§ WHAT IS ASKED
Copy the lines that follow, keeping every character the same.

§ RAW DATA
%%

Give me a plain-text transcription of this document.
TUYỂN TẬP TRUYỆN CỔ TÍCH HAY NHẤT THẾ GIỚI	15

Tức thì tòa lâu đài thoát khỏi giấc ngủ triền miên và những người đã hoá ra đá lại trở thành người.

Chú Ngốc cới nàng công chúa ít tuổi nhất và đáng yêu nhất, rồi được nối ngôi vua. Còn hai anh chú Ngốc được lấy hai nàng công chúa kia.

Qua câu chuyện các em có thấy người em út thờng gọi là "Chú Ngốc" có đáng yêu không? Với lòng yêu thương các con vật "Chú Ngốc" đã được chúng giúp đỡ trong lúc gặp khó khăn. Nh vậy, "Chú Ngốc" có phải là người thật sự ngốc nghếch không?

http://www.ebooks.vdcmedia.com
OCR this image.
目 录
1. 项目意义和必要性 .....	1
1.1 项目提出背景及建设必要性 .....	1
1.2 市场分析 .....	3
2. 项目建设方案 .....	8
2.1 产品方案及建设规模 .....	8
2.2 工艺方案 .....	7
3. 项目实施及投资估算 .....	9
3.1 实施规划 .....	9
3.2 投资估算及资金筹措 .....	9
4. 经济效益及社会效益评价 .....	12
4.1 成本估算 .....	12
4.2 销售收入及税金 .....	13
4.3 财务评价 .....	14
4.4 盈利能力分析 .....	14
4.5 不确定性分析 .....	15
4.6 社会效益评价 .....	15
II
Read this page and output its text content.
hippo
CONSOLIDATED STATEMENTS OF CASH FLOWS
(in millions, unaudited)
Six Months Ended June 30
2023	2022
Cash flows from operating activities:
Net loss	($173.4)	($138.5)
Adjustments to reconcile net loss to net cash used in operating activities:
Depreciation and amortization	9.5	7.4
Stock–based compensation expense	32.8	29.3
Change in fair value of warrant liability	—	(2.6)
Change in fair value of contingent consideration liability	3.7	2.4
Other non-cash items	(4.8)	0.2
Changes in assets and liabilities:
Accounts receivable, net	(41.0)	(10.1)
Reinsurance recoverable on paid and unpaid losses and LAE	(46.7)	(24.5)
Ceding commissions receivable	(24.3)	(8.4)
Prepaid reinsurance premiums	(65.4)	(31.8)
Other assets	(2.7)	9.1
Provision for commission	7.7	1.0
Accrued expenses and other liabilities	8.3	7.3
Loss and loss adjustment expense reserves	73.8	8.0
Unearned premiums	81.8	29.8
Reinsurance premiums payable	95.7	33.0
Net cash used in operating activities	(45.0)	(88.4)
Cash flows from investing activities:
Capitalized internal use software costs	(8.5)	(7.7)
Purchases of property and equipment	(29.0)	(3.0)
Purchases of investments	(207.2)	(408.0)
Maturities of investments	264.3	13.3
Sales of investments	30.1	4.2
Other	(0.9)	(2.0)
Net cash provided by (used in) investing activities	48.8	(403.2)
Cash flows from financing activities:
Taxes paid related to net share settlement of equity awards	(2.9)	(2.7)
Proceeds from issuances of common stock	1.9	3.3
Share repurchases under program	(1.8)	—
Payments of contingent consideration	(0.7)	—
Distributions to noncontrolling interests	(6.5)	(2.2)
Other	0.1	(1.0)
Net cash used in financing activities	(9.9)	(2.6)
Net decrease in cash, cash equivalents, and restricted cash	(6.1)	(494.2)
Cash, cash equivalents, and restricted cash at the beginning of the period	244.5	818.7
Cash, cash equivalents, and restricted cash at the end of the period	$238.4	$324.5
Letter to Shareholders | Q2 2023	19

%%

§ ANSWER TO THE PROBLEM
Give me a plain-text transcription of this document.
TUYỂN TẬP TRUYỆN CỔ TÍCH HAY NHẤT THẾ GIỚI	15

Tức thì tòa lâu đài thoát khỏi giấc ngủ triền miên và những người đã hoá ra đá lại trở thành người.

Chú Ngốc cới nàng công chúa ít tuổi nhất và đáng yêu nhất, rồi được nối ngôi vua. Còn hai anh chú Ngốc được lấy hai nàng công chúa kia.

Qua câu chuyện các em có thấy người em út thờng gọi là "Chú Ngốc" có đáng yêu không? Với lòng yêu thương các con vật "Chú Ngốc" đã được chúng giúp đỡ trong lúc gặp khó khăn. Nh vậy, "Chú Ngốc" có phải là người thật sự ngốc nghếch không?

http://www.ebooks.vdcmedia.com
OCR this image.
目 录
1. 项目意义和必要性 .....	1
1.1 项目提出背景及建设必要性 .....	1
1.2 市场分析 .....	3
2. 项目建设方案 .....	8
2.1 产品方案及建设规模 .....	8
2.2 工艺方案 .....	7
3. 项目实施及投资估算 .....	9
3.1 实施规划 .....	9
3.2 投资估算及资金筹措 .....	9
4. 经济效益及社会效益评价 .....	12
4.1 成本估算 .....	12
4.2 销售收入及税金 .....	13
4.3 财务评价 .....	14
4.4 盈利能力分析 .....	14
4.5 不确定性分析 .....	15
4.6 社会效益评价 .....	15
II
Read this page and output its text content.
hippo
CONSOLIDATED STATEMENTS OF CASH FLOWS
(in millions, unaudited)
Six Months Ended June 30
2023	2022
Cash flows from operating activities:
Net loss	($173.4)	($138.5)
Adjustments to reconcile net loss to net cash used in operating activities:
Depreciation and amortization	9.5	7.4
Stock–based compensation expense	32.8	29.3
Change in fair value of warrant liability	—	(2.6)
Change in fair value of contingent consideration liability	3.7	2.4
Other non-cash items	(4.8)	0.2
Changes in assets and liabilities:
Accounts receivable, net	(41.0)	(10.1)
Reinsurance recoverable on paid and unpaid losses and LAE	(46.7)	(24.5)
Ceding commissions receivable	(24.3)	(8.4)
Prepaid reinsurance premiums	(65.4)	(31.8)
Other assets	(2.7)	9.1
Provision for commission	7.7	1.0
Accrued expenses and other liabilities	8.3	7.3
Loss and loss adjustment expense reserves	73.8	8.0
Unearned premiums	81.8	29.8
Reinsurance premiums payable	95.7	33.0
Net cash used in operating activities	(45.0)	(88.4)
Cash flows from investing activities:
Capitalized internal use software costs	(8.5)	(7.7)
Purchases of property and equipment	(29.0)	(3.0)
Purchases of investments	(207.2)	(408.0)
Maturities of investments	264.3	13.3
Sales of investments	30.1	4.2
Other	(0.9)	(2.0)
Net cash provided by (used in) investing activities	48.8	(403.2)
Cash flows from financing activities:
Taxes paid related to net share settlement of equity awards	(2.9)	(2.7)
Proceeds from issuances of common stock	1.9	3.3
Share repurchases under program	(1.8)	—
Payments of contingent consideration	(0.7)	—
Distributions to noncontrolling interests	(6.5)	(2.2)
Other	0.1	(1.0)
Net cash used in financing activities	(9.9)	(2.6)
Net decrease in cash, cash equivalents, and restricted cash	(6.1)	(494.2)
Cash, cash equivalents, and restricted cash at the beginning of the period	244.5	818.7
Cash, cash equivalents, and restricted cash at the end of the period	$238.4	$324.5
Letter to Shareholders | Q2 2023	19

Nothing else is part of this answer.